↓

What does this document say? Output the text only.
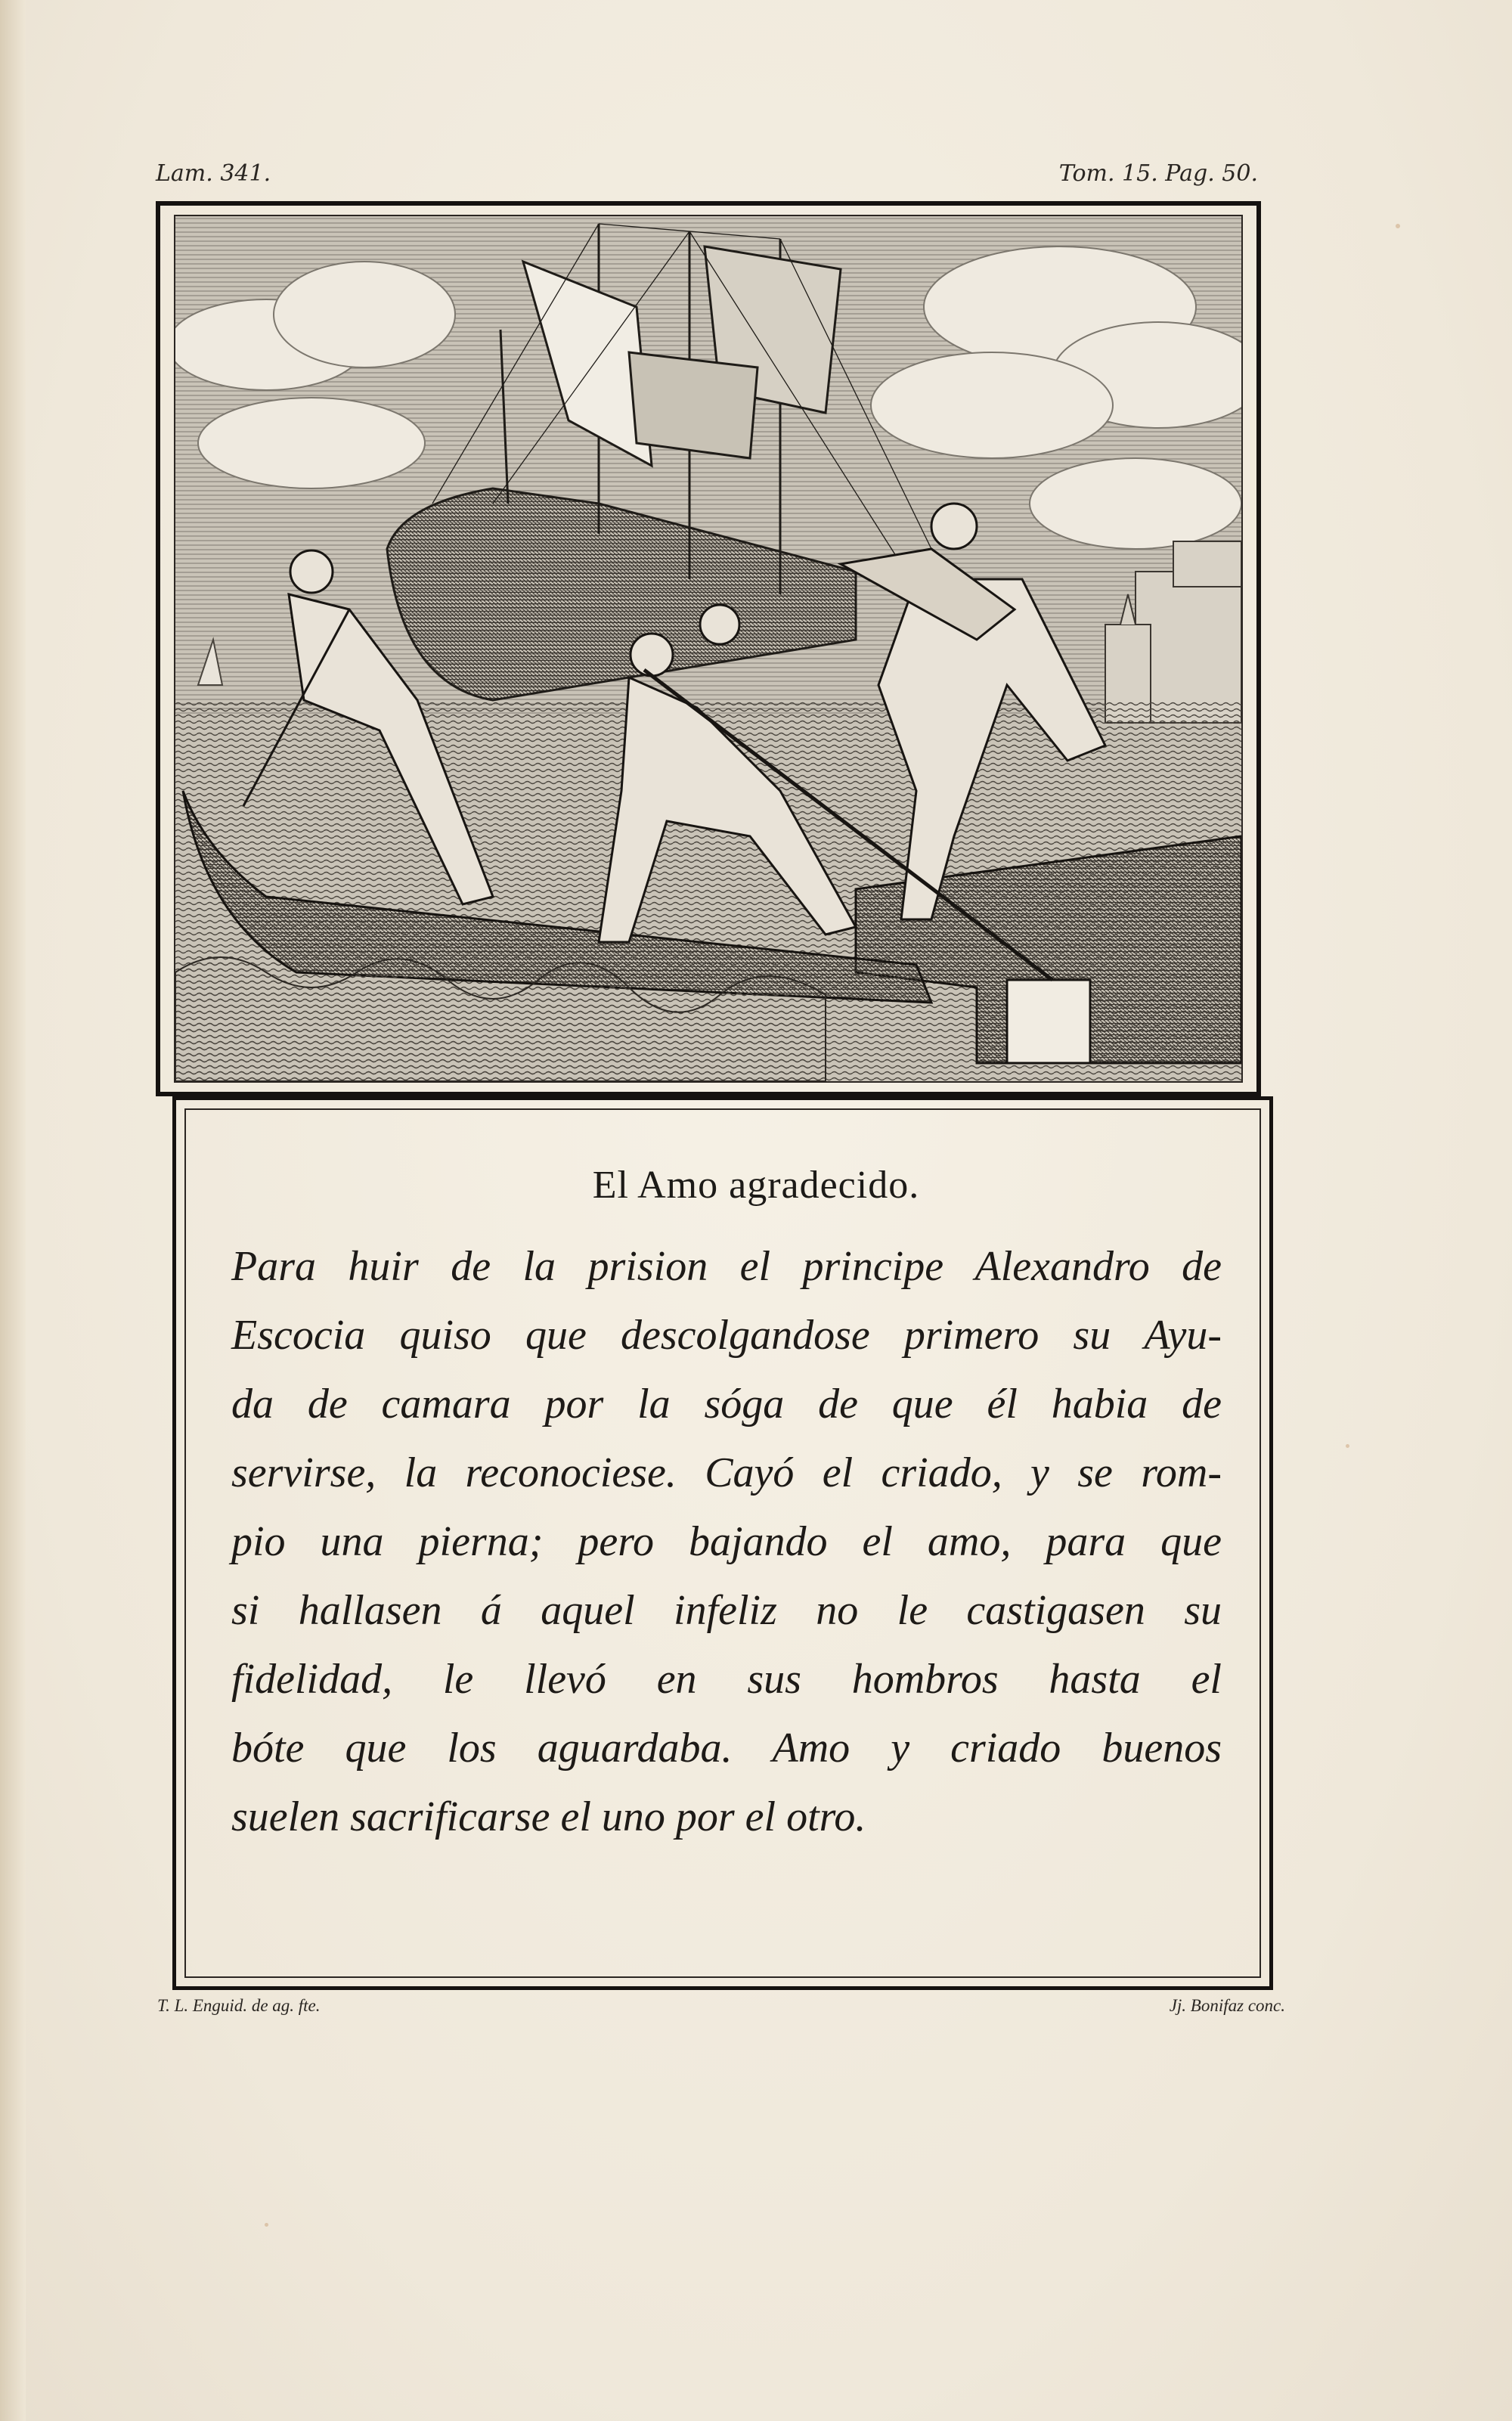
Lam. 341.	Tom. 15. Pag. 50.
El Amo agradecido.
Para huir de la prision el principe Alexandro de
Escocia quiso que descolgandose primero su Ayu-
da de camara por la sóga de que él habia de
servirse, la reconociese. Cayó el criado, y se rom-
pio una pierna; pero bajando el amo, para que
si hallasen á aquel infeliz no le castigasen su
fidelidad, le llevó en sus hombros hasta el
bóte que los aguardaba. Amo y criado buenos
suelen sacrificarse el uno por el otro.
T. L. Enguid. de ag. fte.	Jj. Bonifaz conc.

↑
↓

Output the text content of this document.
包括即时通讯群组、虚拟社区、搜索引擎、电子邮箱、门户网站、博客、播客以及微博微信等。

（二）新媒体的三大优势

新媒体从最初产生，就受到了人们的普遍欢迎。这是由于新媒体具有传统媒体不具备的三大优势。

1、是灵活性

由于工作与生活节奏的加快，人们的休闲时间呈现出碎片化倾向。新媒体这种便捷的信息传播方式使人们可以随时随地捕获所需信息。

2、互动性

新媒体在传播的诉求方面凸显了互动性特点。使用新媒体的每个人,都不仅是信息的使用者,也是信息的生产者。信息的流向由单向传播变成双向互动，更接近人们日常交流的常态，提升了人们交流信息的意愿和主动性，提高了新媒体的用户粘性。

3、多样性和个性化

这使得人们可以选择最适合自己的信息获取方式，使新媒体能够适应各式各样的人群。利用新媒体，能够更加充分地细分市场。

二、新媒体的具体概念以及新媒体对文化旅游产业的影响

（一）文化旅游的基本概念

↑
↓

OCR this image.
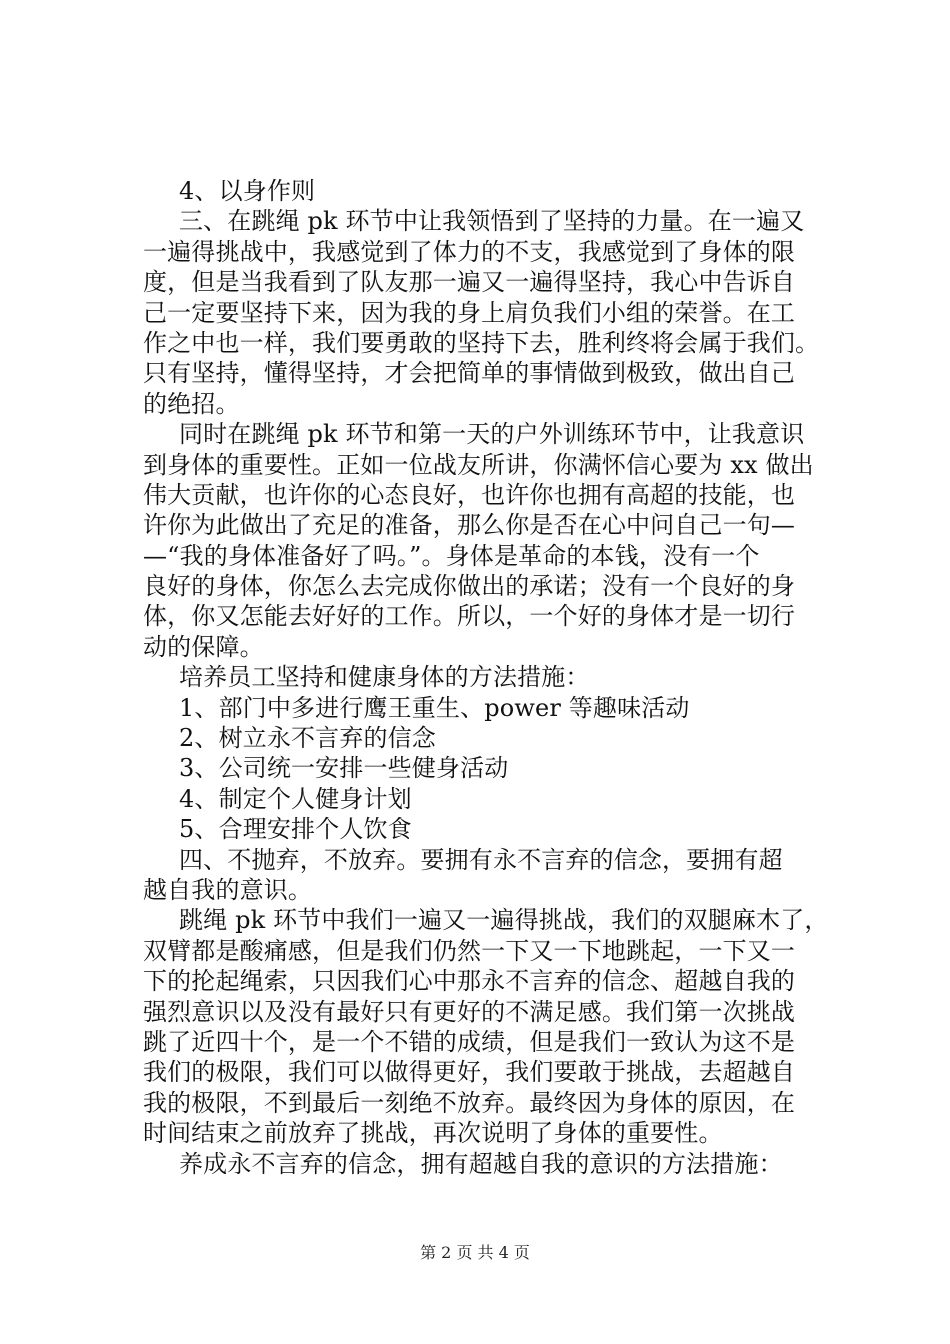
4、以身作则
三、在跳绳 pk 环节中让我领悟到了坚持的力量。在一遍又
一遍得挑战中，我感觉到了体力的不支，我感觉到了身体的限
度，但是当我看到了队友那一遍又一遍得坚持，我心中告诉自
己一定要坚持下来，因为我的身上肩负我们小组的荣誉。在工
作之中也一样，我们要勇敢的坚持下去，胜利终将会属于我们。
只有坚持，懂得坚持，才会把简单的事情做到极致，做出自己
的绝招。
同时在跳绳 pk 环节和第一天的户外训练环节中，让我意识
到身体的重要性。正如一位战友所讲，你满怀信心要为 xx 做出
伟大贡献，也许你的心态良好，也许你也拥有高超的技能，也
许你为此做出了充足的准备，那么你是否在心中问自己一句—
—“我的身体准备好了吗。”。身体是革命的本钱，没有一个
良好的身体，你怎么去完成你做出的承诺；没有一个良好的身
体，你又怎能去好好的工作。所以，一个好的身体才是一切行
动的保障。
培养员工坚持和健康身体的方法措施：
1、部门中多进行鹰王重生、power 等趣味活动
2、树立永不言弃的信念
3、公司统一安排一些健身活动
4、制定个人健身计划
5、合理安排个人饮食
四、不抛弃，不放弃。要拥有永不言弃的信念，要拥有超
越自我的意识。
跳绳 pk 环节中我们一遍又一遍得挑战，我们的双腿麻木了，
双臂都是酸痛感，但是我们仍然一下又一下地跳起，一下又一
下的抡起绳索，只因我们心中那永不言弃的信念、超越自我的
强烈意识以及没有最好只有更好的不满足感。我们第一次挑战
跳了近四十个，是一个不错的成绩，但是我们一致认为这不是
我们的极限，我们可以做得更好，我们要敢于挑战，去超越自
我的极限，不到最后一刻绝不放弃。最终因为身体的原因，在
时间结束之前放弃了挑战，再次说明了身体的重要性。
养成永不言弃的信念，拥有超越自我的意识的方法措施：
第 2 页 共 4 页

↑

◆ **EXERCISE TASK**:
Copy, from the material above, each line in which the string "document" occurs.

◆ **RESPONSE**:
What does this document say? Output the text only.
Output the text content of this document.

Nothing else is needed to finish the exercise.